→ **Your objective**
Check each line of the listing for the word "около" and report how many lines contain it, giving nothing but the number.

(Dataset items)
###
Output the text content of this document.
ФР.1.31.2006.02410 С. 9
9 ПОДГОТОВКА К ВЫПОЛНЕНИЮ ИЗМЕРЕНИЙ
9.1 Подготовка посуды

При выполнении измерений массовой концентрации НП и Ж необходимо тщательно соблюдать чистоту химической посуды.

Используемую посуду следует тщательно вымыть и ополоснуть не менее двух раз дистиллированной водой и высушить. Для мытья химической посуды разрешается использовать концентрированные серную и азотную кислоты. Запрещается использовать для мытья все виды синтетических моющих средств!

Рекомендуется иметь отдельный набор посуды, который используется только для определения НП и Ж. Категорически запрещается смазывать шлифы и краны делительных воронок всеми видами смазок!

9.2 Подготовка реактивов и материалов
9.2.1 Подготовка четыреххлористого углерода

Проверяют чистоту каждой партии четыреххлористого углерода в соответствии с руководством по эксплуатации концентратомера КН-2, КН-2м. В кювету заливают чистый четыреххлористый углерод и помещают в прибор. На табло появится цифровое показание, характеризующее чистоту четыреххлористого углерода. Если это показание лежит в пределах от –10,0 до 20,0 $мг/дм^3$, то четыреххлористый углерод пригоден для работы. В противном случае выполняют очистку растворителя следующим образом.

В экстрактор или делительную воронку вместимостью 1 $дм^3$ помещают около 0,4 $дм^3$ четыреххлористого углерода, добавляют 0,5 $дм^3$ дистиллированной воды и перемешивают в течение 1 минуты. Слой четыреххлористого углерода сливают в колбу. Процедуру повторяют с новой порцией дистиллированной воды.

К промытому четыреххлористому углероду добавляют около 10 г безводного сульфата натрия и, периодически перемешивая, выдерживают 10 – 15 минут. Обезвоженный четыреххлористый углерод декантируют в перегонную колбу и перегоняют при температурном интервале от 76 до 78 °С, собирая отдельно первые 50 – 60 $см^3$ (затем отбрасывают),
###
→ **Answer below**
2